* **Extract**:
━━━━━━━━━━━━━━━━━━━━━━━━━━━━━━

I'm a 22yr old amateur photographer shooting in Puerto Rico for a few weeks. I signed up for nikonians today because I really need some help!
Yesterday, I was shooting in a rainforest, and my battery was getting low, but it made it through the whole day. I checked most my pictures after taking them and everything looked great. But when I went to transfer my pictures last night, only the last 9 pictures were there - in a DCIM folder. There is also a DCIO folder, which was 10 or so files with random symbolic text file names - all 0 bytes. There is also a DCIO " " folder, but I can't open it. I don't see another folder or anywhere else that might be hiding hundreds of picture files.
I've tried reading about this problem, but for most people, they can still view all the pictures on their camera, but they have trouble transferring them. I can view only 9 pictures on my camera. It appears as through hundreds of pictures just vanished, and I am really hoping that is not the case.
Any help would be greatly appreciated. Thank you so much!

━━━━━━━━━━━━━━━━━━━━━━━━━━━━━━

* **Source material**:
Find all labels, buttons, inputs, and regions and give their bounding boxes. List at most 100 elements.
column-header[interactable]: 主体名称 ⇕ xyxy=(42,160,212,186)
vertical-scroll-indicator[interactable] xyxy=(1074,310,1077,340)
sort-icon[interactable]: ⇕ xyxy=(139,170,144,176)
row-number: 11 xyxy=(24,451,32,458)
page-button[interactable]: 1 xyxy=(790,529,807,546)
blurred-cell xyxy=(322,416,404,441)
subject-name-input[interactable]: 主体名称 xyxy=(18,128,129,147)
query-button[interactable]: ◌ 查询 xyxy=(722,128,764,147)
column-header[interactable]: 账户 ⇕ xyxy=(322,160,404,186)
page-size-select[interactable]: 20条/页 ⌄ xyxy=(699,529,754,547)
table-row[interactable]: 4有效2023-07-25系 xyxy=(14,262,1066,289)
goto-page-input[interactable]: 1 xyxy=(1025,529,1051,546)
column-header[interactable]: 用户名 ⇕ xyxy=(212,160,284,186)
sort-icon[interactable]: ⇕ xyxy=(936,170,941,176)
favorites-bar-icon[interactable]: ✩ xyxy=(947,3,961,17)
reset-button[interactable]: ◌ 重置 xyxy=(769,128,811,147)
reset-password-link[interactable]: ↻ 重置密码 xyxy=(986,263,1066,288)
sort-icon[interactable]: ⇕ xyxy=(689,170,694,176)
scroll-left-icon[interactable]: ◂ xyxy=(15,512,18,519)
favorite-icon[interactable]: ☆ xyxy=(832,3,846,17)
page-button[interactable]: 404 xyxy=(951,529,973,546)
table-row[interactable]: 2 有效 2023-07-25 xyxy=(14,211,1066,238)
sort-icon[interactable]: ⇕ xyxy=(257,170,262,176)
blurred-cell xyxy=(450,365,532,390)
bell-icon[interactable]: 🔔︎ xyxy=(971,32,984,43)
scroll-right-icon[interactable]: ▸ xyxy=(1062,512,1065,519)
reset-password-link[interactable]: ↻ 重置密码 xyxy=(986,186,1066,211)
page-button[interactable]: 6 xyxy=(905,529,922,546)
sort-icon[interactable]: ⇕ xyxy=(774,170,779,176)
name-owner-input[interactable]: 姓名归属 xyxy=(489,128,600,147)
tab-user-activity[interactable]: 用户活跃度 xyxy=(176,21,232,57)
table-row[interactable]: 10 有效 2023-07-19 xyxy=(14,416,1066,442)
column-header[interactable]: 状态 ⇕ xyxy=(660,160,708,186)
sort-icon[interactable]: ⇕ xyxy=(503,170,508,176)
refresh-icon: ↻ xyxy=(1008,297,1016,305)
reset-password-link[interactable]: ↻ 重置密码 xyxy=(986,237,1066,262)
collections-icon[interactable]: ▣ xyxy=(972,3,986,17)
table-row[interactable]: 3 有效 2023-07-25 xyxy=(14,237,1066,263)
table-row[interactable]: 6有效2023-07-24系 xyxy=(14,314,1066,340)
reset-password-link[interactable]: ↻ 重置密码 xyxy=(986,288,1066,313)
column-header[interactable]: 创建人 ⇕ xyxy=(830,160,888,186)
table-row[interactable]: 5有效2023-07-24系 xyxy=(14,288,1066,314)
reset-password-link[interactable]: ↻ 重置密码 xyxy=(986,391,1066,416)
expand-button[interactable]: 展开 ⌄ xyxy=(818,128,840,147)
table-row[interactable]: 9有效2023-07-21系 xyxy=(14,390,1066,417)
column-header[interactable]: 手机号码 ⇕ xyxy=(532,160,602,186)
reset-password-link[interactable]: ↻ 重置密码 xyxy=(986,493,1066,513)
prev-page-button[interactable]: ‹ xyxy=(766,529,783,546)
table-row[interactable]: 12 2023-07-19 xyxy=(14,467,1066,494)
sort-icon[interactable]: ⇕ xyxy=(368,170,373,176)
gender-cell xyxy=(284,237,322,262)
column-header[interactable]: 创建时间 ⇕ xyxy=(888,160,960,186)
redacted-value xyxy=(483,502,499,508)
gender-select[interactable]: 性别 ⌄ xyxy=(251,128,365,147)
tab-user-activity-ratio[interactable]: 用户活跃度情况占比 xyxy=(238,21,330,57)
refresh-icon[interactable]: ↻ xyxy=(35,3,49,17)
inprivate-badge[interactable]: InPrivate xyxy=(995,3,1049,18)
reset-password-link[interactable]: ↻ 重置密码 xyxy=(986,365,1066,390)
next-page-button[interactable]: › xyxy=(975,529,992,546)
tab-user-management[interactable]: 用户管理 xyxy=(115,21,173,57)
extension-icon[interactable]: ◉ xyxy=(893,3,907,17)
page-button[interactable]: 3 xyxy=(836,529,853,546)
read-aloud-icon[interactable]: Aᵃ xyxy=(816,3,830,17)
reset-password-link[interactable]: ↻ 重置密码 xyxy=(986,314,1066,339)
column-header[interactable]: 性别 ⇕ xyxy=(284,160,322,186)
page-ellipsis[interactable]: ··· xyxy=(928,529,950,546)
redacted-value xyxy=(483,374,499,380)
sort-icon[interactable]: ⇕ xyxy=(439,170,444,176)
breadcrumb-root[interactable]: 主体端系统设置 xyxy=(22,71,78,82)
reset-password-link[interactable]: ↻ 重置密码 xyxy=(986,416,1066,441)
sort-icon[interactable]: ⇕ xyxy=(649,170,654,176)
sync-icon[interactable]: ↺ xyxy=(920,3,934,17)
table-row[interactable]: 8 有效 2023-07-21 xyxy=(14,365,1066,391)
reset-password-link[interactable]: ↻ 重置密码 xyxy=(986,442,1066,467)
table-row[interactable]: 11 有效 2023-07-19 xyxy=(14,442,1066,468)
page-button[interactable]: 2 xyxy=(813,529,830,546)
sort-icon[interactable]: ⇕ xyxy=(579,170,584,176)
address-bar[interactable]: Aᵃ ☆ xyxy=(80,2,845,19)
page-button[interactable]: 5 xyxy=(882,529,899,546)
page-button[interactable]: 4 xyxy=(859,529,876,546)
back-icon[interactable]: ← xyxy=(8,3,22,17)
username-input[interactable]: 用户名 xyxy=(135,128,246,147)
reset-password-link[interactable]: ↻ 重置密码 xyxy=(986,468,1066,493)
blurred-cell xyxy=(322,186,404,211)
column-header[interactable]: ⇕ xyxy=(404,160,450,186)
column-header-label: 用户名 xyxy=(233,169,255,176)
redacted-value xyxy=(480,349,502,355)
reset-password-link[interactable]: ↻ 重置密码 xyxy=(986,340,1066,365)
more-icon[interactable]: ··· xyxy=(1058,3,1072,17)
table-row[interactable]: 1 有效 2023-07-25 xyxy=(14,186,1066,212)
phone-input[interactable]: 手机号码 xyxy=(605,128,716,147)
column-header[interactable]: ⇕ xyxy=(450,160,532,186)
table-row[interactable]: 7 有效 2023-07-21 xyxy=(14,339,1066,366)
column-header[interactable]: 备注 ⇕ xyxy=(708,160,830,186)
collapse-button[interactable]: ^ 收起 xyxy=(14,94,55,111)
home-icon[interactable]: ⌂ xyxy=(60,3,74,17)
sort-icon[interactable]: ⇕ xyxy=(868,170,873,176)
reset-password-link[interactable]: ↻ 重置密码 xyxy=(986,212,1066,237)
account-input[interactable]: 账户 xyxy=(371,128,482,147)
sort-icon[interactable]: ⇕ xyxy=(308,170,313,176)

━━━━━━━━━━━━━━━━━━━━━━━━━━━━━━

* **Exercise aim**: In the forum post about missing camera pictures, what size were the files in the DCIO folder?

* **Solution to this exercise**: They were all 0 bytes.